> [EXERCISE AIM]:
Locate and copy all lines bearing the word "this".

> [RECORDS SUPPLIED]:
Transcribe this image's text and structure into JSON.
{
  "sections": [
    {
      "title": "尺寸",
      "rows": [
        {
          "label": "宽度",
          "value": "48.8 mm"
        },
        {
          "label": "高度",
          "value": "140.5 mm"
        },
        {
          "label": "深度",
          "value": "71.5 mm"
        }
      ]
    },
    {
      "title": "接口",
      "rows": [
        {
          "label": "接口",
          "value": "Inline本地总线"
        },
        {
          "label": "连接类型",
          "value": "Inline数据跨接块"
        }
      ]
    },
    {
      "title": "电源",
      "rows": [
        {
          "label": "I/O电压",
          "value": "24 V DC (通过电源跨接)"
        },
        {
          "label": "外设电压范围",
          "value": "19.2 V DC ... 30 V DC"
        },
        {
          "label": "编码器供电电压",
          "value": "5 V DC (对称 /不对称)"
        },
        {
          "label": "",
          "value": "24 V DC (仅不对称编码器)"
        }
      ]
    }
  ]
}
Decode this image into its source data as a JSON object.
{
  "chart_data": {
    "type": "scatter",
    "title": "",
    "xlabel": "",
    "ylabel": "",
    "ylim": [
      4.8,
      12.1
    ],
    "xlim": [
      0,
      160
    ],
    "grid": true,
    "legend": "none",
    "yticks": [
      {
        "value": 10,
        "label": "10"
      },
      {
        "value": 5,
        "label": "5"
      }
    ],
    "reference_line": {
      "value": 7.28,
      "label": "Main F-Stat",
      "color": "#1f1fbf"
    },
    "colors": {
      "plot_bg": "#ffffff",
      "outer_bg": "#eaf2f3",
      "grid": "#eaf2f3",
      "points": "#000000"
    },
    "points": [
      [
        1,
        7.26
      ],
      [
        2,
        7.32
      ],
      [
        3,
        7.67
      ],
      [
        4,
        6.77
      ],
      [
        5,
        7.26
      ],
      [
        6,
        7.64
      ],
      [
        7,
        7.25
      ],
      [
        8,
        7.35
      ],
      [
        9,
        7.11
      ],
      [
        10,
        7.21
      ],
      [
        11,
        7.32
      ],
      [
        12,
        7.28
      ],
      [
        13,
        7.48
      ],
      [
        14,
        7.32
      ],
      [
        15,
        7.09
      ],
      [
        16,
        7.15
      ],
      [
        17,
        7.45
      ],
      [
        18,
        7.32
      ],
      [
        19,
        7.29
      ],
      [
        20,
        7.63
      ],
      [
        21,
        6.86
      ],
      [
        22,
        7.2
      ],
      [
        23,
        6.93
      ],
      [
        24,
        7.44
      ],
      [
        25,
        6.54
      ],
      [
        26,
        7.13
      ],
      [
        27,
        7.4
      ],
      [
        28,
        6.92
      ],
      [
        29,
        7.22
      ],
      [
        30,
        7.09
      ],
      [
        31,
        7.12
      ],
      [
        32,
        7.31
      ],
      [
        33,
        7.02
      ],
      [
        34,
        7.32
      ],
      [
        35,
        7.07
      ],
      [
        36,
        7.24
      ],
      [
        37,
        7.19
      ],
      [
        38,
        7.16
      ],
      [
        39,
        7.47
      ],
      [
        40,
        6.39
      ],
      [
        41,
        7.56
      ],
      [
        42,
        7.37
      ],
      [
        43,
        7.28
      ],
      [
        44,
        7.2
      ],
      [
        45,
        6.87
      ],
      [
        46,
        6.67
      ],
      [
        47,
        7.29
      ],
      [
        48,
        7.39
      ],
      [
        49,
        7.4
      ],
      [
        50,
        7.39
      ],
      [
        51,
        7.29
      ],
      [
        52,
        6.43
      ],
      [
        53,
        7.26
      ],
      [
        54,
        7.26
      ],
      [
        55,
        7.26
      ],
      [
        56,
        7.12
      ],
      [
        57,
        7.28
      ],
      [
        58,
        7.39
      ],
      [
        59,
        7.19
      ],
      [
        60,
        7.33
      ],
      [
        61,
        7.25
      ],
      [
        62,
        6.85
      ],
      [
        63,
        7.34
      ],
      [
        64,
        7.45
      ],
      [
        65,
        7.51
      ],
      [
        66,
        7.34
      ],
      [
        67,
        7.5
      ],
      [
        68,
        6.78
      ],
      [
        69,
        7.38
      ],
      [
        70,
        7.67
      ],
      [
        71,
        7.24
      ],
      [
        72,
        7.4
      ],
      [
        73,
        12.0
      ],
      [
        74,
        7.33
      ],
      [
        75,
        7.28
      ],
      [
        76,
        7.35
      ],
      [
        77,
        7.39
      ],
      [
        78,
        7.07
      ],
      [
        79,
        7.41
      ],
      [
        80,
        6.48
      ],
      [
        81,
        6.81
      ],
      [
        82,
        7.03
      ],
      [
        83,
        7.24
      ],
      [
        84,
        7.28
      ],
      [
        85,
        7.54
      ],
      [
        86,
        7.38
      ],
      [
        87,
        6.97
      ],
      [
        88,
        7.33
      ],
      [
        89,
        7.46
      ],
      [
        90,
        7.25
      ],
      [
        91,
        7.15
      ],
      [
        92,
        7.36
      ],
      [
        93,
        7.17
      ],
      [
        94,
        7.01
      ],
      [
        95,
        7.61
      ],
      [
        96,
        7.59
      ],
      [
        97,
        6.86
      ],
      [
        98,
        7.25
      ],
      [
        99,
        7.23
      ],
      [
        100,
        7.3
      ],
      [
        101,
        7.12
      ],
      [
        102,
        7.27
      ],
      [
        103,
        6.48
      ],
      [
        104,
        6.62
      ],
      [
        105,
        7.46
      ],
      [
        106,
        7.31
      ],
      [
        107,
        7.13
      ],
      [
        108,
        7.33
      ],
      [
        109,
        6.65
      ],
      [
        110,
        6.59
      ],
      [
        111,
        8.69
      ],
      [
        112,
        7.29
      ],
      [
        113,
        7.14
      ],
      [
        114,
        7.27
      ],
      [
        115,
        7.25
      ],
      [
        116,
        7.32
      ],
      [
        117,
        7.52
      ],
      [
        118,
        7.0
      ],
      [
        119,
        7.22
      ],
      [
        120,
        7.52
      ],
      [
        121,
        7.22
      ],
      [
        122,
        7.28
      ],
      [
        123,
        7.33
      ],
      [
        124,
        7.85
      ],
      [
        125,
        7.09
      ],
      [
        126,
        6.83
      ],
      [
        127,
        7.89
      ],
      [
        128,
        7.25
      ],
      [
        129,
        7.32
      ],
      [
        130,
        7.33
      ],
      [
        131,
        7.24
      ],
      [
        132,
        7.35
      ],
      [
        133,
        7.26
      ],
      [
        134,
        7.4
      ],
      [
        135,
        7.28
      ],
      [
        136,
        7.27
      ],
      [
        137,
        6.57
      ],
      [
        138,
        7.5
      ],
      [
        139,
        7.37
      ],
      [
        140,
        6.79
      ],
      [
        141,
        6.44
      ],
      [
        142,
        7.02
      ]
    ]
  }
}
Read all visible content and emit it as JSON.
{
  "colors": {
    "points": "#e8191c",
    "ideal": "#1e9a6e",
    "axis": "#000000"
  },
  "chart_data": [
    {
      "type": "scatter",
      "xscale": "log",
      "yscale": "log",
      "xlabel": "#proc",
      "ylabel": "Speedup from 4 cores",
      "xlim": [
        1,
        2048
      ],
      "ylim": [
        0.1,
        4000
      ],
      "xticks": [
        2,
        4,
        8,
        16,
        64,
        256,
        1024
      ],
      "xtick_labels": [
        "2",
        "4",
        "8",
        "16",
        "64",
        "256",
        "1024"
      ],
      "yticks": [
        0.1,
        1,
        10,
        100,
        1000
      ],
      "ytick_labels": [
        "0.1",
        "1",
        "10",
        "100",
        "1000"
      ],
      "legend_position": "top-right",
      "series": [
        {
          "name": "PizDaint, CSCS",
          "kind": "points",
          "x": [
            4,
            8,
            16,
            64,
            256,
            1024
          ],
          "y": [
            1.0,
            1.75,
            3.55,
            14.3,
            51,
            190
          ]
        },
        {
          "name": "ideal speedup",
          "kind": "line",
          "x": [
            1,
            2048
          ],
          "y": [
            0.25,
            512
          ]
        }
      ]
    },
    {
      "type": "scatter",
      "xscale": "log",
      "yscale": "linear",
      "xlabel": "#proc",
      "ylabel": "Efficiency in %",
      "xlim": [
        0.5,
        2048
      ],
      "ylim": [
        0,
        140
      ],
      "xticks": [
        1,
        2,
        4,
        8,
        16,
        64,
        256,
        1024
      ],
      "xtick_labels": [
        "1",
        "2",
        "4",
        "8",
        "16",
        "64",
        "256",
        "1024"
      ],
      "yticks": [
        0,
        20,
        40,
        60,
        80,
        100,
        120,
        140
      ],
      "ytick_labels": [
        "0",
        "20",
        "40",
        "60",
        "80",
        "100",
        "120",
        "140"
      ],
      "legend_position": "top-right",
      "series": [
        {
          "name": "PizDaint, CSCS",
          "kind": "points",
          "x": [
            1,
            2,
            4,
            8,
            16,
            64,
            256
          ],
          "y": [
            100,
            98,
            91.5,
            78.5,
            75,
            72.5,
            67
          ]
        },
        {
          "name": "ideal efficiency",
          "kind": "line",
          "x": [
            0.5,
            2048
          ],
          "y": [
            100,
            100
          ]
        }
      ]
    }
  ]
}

> [OUTPUT OF THE TASK]:
Transcribe this image's text and structure into JSON.
Decode this image into its source data as a JSON object.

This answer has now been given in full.